- EXERCISE -
Each line that holds the word "водозабора" is to be identified and copied.

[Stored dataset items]
•••

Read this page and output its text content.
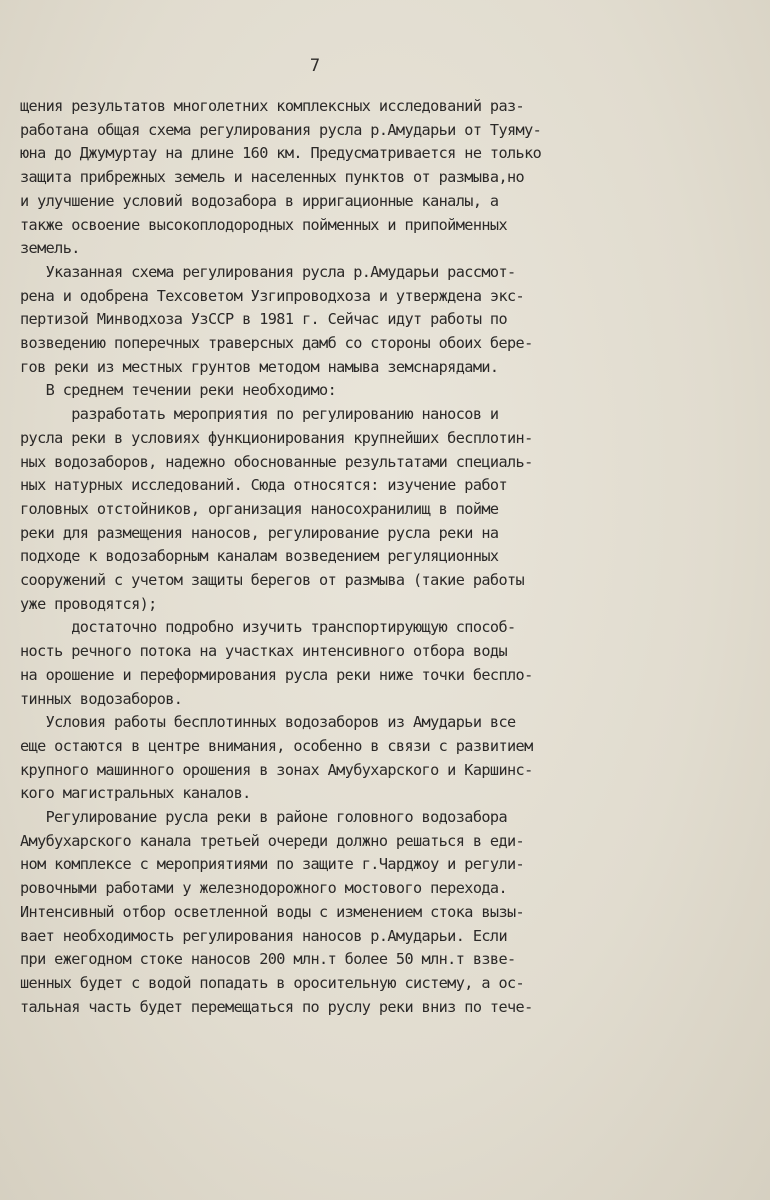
7
щения результатов многолетних комплексных исследований раз-
работана общая схема регулирования русла р.Амударьи от Туяму-
юна до Джумуртау на длине 160 км. Предусматривается не только
защита прибрежных земель и населенных пунктов от размыва,но
и улучшение условий водозабора в ирригационные каналы, а
также освоение высокоплодородных пойменных и припойменных
земель.
Указанная схема регулирования русла р.Амударьи рассмот-
рена и одобрена Техсоветом Узгипроводхоза и утверждена экс-
пертизой Минводхоза УзССР в 1981 г. Сейчас идут работы по
возведению поперечных траверсных дамб со стороны обоих бере-
гов реки из местных грунтов методом намыва земснарядами.
В среднем течении реки необходимо:
разработать мероприятия по регулированию наносов и
русла реки в условиях функционирования крупнейших бесплотин-
ных водозаборов, надежно обоснованные результатами специаль-
ных натурных исследований. Сюда относятся: изучение работ
головных отстойников, организация наносохранилищ в пойме
реки для размещения наносов, регулирование русла реки на
подходе к водозаборным каналам возведением регуляционных
сооружений с учетом защиты берегов от размыва (такие работы
уже проводятся);
достаточно подробно изучить транспортирующую способ-
ность речного потока на участках интенсивного отбора воды
на орошение и переформирования русла реки ниже точки беспло-
тинных водозаборов.
Условия работы бесплотинных водозаборов из Амударьи все
еще остаются в центре внимания, особенно в связи с развитием
крупного машинного орошения в зонах Амубухарского и Каршинс-
кого магистральных каналов.
Регулирование русла реки в районе головного водозабора
Амубухарского канала третьей очереди должно решаться в еди-
ном комплексе с мероприятиями по защите г.Чарджоу и регули-
ровочными работами у железнодорожного мостового перехода.
Интенсивный отбор осветленной воды с изменением стока вызы-
вает необходимость регулирования наносов р.Амударьи. Если
при ежегодном стоке наносов 200 млн.т более 50 млн.т взве-
шенных будет с водой попадать в оросительную систему, а ос-
тальная часть будет перемещаться по руслу реки вниз по тече-
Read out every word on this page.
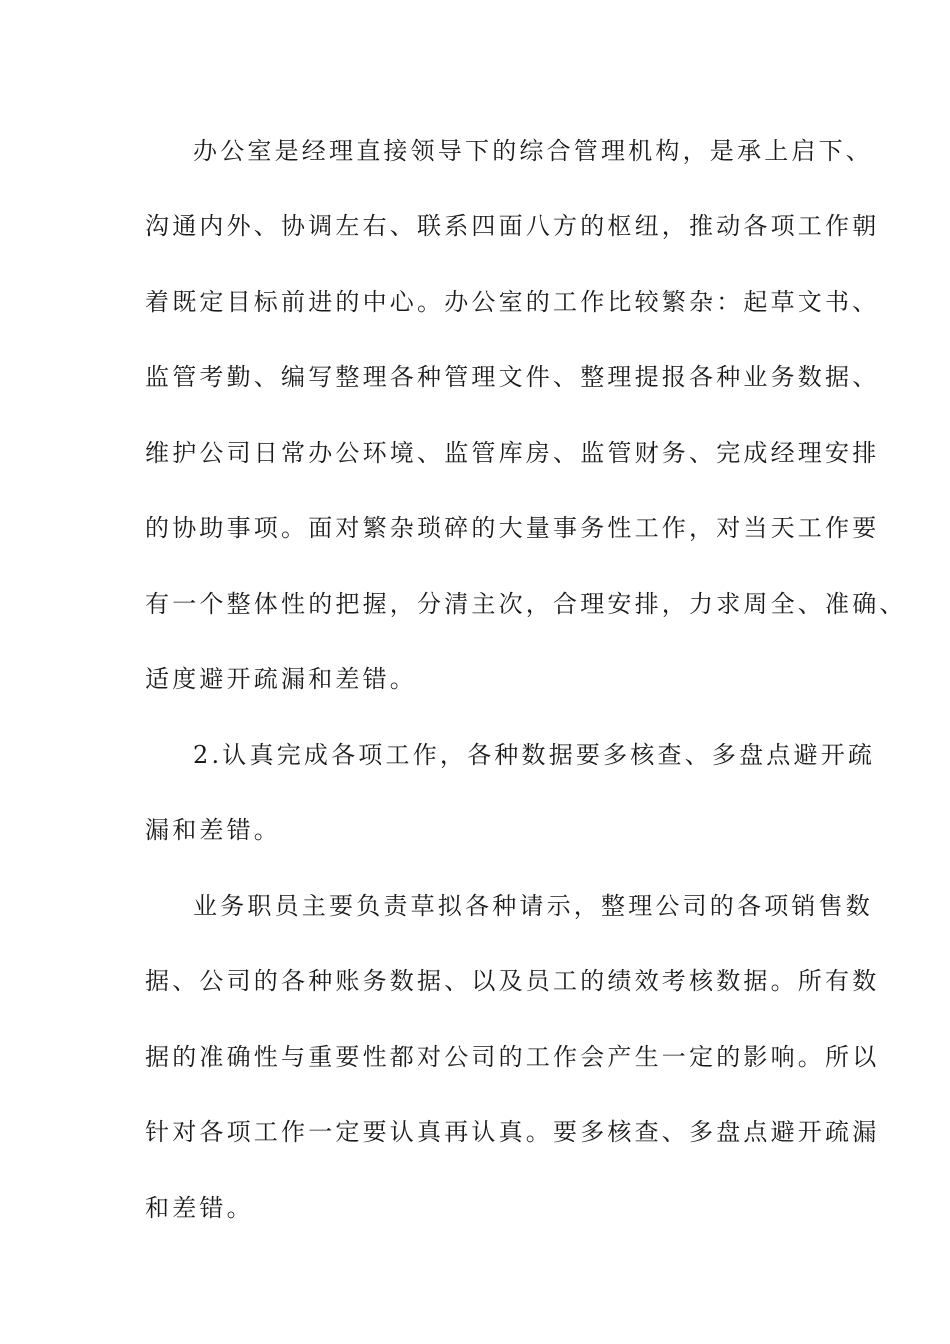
办公室是经理直接领导下的综合管理机构，是承上启下、
沟通内外、协调左右、联系四面八方的枢纽，推动各项工作朝
着既定目标前进的中心。办公室的工作比较繁杂：起草文书、
监管考勤、编写整理各种管理文件、整理提报各种业务数据、
维护公司日常办公环境、监管库房、监管财务、完成经理安排
的协助事项。面对繁杂琐碎的大量事务性工作，对当天工作要
有一个整体性的把握，分清主次，合理安排，力求周全、准确、
适度避开疏漏和差错。
2.认真完成各项工作，各种数据要多核查、多盘点避开疏
漏和差错。
业务职员主要负责草拟各种请示，整理公司的各项销售数
据、公司的各种账务数据、以及员工的绩效考核数据。所有数
据的准确性与重要性都对公司的工作会产生一定的影响。所以
针对各项工作一定要认真再认真。要多核查、多盘点避开疏漏
和差错。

•••

- RIGHT ANSWER -
и улучшение условий водозабора в ирригационные каналы, а
Регулирование русла реки в районе головного водозабора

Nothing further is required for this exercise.